## DATASET EXTRACT:
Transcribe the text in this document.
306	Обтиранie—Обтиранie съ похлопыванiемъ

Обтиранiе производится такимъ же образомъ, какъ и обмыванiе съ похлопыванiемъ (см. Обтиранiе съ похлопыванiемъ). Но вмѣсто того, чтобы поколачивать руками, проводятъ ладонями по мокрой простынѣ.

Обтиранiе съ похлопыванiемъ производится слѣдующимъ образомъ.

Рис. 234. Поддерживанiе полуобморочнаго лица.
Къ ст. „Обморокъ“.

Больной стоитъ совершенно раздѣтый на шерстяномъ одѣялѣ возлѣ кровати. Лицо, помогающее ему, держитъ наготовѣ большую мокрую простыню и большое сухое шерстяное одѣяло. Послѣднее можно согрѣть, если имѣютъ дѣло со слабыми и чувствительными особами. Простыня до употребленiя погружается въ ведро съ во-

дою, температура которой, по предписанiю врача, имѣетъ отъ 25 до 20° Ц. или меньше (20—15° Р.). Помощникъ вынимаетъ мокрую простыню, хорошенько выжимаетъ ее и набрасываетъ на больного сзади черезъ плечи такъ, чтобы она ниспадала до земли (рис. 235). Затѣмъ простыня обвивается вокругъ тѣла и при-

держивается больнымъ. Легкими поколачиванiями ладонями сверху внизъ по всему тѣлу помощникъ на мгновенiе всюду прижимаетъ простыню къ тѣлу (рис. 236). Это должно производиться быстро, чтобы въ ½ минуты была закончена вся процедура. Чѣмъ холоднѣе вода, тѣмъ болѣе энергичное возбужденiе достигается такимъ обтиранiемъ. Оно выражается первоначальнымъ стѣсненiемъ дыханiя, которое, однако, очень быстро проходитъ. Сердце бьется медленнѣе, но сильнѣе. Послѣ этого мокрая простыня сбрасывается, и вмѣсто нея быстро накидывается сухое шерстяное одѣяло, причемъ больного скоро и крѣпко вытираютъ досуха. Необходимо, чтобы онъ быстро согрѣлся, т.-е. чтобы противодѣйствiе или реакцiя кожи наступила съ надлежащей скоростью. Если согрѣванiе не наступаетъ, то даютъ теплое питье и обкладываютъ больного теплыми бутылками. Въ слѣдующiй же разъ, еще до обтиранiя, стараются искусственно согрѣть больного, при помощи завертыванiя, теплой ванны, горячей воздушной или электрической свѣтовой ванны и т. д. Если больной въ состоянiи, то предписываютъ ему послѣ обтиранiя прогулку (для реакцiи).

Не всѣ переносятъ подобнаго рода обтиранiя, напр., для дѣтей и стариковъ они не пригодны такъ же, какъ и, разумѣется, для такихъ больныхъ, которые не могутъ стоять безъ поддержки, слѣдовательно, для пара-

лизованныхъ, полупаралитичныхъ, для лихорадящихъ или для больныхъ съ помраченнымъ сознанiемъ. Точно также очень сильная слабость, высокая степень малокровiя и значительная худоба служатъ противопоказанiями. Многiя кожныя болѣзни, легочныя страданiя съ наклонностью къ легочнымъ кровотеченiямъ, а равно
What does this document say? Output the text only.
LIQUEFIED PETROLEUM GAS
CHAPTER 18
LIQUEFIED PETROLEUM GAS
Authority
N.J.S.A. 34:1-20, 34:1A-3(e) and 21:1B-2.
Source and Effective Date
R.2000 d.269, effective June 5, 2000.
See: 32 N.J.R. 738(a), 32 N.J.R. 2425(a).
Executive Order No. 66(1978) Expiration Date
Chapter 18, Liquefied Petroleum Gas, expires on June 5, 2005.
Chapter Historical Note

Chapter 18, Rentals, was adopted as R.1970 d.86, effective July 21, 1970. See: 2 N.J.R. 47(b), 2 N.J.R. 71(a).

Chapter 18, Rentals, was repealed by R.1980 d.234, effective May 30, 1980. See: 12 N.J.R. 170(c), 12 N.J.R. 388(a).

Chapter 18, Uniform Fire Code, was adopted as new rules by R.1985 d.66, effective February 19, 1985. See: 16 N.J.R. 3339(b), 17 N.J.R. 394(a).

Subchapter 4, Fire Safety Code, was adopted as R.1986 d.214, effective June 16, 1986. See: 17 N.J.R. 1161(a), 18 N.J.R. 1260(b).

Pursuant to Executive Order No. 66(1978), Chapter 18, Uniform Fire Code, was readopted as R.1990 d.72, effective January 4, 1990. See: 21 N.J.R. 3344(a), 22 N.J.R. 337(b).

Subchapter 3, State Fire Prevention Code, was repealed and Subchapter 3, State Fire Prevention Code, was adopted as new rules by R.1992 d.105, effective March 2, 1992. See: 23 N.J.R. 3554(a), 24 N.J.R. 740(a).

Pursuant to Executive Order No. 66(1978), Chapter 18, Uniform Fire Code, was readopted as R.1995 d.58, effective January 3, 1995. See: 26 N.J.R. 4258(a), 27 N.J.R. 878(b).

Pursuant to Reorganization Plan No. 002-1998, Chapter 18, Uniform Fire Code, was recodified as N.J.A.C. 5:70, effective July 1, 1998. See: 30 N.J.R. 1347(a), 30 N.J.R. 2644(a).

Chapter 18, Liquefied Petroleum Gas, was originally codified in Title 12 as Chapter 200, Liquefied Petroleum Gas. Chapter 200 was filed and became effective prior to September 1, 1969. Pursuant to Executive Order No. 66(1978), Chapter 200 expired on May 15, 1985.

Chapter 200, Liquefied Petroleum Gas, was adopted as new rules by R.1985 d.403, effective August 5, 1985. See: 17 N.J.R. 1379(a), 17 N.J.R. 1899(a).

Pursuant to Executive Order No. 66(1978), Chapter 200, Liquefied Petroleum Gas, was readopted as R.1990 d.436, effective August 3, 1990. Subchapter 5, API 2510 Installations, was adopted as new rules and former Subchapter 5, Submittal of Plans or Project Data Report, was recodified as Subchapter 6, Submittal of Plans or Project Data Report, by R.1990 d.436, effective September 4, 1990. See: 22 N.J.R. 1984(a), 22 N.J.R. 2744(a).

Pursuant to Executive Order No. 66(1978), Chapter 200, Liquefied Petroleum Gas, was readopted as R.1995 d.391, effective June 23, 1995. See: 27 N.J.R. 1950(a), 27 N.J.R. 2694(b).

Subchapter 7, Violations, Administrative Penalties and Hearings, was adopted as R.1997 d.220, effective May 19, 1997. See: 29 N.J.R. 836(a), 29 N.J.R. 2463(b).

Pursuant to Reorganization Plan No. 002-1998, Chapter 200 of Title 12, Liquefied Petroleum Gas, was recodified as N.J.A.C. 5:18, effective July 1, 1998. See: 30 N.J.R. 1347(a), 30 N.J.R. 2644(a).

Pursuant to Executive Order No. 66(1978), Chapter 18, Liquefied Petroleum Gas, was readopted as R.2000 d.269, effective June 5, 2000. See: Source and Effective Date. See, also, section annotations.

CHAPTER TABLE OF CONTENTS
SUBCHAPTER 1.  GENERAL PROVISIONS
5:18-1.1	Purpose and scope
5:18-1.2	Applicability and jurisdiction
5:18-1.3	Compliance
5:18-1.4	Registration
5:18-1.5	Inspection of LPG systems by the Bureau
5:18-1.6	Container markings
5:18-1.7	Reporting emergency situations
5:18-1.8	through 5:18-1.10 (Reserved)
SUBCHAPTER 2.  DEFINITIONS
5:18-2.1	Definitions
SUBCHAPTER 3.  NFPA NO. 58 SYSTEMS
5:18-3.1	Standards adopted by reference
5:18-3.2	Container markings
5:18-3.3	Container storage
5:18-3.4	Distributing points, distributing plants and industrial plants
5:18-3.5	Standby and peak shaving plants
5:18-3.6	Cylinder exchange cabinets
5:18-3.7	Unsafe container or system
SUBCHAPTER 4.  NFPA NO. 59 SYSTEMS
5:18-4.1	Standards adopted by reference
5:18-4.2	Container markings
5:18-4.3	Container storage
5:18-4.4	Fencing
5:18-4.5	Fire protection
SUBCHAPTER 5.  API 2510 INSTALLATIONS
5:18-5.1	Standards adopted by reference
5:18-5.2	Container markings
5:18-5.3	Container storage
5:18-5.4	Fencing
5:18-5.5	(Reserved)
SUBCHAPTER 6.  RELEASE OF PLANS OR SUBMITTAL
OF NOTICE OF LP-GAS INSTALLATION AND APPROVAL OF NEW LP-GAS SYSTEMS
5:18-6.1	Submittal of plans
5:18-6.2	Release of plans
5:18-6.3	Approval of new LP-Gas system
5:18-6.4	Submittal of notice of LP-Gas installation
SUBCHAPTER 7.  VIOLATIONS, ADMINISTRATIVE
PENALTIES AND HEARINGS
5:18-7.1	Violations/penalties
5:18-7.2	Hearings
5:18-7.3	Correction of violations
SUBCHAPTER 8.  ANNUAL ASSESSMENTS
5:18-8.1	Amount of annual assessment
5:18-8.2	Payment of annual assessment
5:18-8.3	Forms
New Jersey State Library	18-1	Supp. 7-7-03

## GIVEN EXERCISE:
Pull out each line of the listing that holds the string "Reorganization".

## SOLUTION FOR THIS EXERCISE:
Pursuant to Reorganization Plan No. 002-1998, Chapter 18, Uniform Fire Code, was recodified as N.J.A.C. 5:70, effective July 1, 1998. See: 30 N.J.R. 1347(a), 30 N.J.R. 2644(a).
Pursuant to Reorganization Plan No. 002-1998, Chapter 200 of Title 12, Liquefied Petroleum Gas, was recodified as N.J.A.C. 5:18, effective July 1, 1998. See: 30 N.J.R. 1347(a), 30 N.J.R. 2644(a).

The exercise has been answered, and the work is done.